● **What this task involves**: From the listing below, extract every line containing "impostos".

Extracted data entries

········

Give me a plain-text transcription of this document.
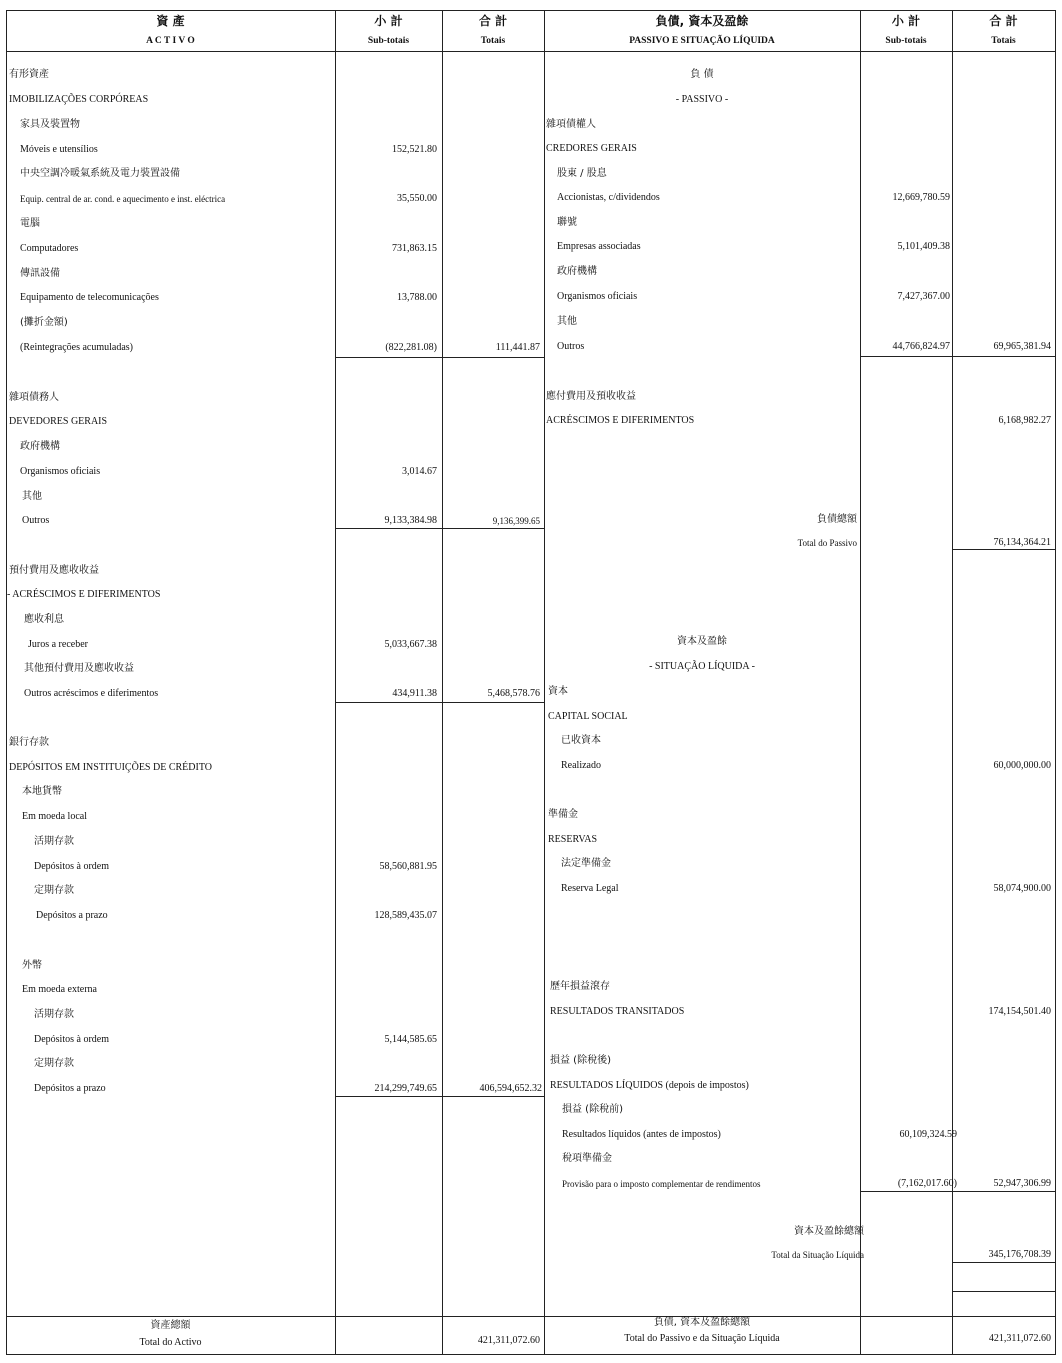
資 產
A C T I V O
小 計
Sub-totais
合 計
Totais
負債, 資本及盈餘
PASSIVO E SITUAÇÃO LÍQUIDA
小 計
Sub-totais
合 計
Totais
有形資產
IMOBILIZAÇÕES CORPÓREAS
家具及裝置物
Móveis e utensílios	152,521.80
中央空調冷暖氣系統及電力裝置設備
Equip. central de ar. cond. e aquecimento e inst. eléctrica	35,550.00
電腦
Computadores	731,863.15
傳訊設備
Equipamento de telecomunicações	13,788.00
(攤折金額)
(Reintegrações acumuladas)	(822,281.08)	111,441.87
雜項債務人
DEVEDORES GERAIS
政府機構
Organismos oficiais	3,014.67
其他
Outros	9,133,384.98	9,136,399.65
預付費用及應收收益
- ACRÉSCIMOS E DIFERIMENTOS
應收利息
Juros a receber	5,033,667.38
其他預付費用及應收收益
Outros acréscimos e diferimentos	434,911.38	5,468,578.76
銀行存款
DEPÓSITOS EM INSTITUIÇÕES DE CRÉDITO
本地貨幣
Em moeda local
活期存款
Depósitos à ordem	58,560,881.95
定期存款
Depósitos a prazo	128,589,435.07
外幣
Em moeda externa
活期存款
Depósitos à ordem	5,144,585.65
定期存款
Depósitos a prazo	214,299,749.65	406,594,652.32
資產總額
Total do Activo	421,311,072.60
負 債
- PASSIVO -
雜項債權人
CREDORES GERAIS
股東 / 股息
Accionistas, c/dividendos	12,669,780.59
聯號
Empresas associadas	5,101,409.38
政府機構
Organismos oficiais	7,427,367.00
其他
Outros	44,766,824.97	69,965,381.94
應付費用及預收收益
ACRÉSCIMOS E DIFERIMENTOS	6,168,982.27
負債總額
Total do Passivo	76,134,364.21
資本及盈餘
- SITUAÇÃO LÍQUIDA -
資本
CAPITAL SOCIAL
已收資本
Realizado	60,000,000.00
準備金
RESERVAS
法定準備金
Reserva Legal	58,074,900.00
歷年損益滾存
RESULTADOS TRANSITADOS	174,154,501.40
損益 (除稅後)
RESULTADOS LÍQUIDOS (depois de impostos)
損益 (除稅前)
Resultados líquidos (antes de impostos)	60,109,324.59
稅項準備金
Provisão para o imposto complementar de rendimentos	(7,162,017.60)	52,947,306.99
資本及盈餘總額
Total da Situação Líquida	345,176,708.39
負債, 資本及盈餘總額
Total do Passivo e da Situação Líquida	421,311,072.60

········

● **Output of the task**:
RESULTADOS LÍQUIDOS (depois de impostos)
Resultados líquidos (antes de impostos)	60,109,324.59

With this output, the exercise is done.